* Short task:
Can you print every record below exactly as written?

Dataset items
——

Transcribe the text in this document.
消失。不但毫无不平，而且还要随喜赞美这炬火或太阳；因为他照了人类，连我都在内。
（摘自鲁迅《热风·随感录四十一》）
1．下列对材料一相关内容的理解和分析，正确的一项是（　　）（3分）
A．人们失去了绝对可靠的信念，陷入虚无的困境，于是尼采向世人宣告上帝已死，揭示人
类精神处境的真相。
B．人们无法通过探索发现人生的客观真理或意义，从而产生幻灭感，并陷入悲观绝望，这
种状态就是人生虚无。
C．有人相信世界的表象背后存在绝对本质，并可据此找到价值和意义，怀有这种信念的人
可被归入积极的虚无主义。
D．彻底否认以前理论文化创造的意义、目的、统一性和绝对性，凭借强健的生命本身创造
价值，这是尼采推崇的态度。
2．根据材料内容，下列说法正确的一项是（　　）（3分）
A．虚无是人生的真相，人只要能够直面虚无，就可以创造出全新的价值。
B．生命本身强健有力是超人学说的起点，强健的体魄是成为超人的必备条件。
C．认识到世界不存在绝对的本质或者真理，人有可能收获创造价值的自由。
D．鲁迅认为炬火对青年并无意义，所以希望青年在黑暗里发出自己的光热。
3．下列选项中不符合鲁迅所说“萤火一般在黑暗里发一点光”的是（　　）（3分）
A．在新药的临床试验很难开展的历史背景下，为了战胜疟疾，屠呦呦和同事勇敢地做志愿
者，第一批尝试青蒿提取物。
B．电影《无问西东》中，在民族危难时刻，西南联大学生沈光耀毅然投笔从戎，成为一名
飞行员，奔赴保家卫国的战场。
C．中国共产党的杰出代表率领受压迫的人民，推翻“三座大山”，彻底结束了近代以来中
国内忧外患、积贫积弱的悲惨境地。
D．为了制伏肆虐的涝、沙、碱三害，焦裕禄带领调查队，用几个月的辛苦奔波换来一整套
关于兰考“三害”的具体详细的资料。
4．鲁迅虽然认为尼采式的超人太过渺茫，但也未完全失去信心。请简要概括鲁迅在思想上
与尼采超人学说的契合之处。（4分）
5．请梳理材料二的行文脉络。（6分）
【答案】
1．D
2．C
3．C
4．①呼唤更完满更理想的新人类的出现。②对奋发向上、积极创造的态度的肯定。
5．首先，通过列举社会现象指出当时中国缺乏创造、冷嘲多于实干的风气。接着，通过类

——

* Solution for this task:
Transcribe the text in this document.
消失。不但毫无不平，而且还要随喜赞美这炬火或太阳；因为他照了人类，连我都在内。
（摘自鲁迅《热风·随感录四十一》）
1．下列对材料一相关内容的理解和分析，正确的一项是（　　）（3分）
A．人们失去了绝对可靠的信念，陷入虚无的困境，于是尼采向世人宣告上帝已死，揭示人
类精神处境的真相。
B．人们无法通过探索发现人生的客观真理或意义，从而产生幻灭感，并陷入悲观绝望，这
种状态就是人生虚无。
C．有人相信世界的表象背后存在绝对本质，并可据此找到价值和意义，怀有这种信念的人
可被归入积极的虚无主义。
D．彻底否认以前理论文化创造的意义、目的、统一性和绝对性，凭借强健的生命本身创造
价值，这是尼采推崇的态度。
2．根据材料内容，下列说法正确的一项是（　　）（3分）
A．虚无是人生的真相，人只要能够直面虚无，就可以创造出全新的价值。
B．生命本身强健有力是超人学说的起点，强健的体魄是成为超人的必备条件。
C．认识到世界不存在绝对的本质或者真理，人有可能收获创造价值的自由。
D．鲁迅认为炬火对青年并无意义，所以希望青年在黑暗里发出自己的光热。
3．下列选项中不符合鲁迅所说“萤火一般在黑暗里发一点光”的是（　　）（3分）
A．在新药的临床试验很难开展的历史背景下，为了战胜疟疾，屠呦呦和同事勇敢地做志愿
者，第一批尝试青蒿提取物。
B．电影《无问西东》中，在民族危难时刻，西南联大学生沈光耀毅然投笔从戎，成为一名
飞行员，奔赴保家卫国的战场。
C．中国共产党的杰出代表率领受压迫的人民，推翻“三座大山”，彻底结束了近代以来中
国内忧外患、积贫积弱的悲惨境地。
D．为了制伏肆虐的涝、沙、碱三害，焦裕禄带领调查队，用几个月的辛苦奔波换来一整套
关于兰考“三害”的具体详细的资料。
4．鲁迅虽然认为尼采式的超人太过渺茫，但也未完全失去信心。请简要概括鲁迅在思想上
与尼采超人学说的契合之处。（4分）
5．请梳理材料二的行文脉络。（6分）
【答案】
1．D
2．C
3．C
4．①呼唤更完满更理想的新人类的出现。②对奋发向上、积极创造的态度的肯定。
5．首先，通过列举社会现象指出当时中国缺乏创造、冷嘲多于实干的风气。接着，通过类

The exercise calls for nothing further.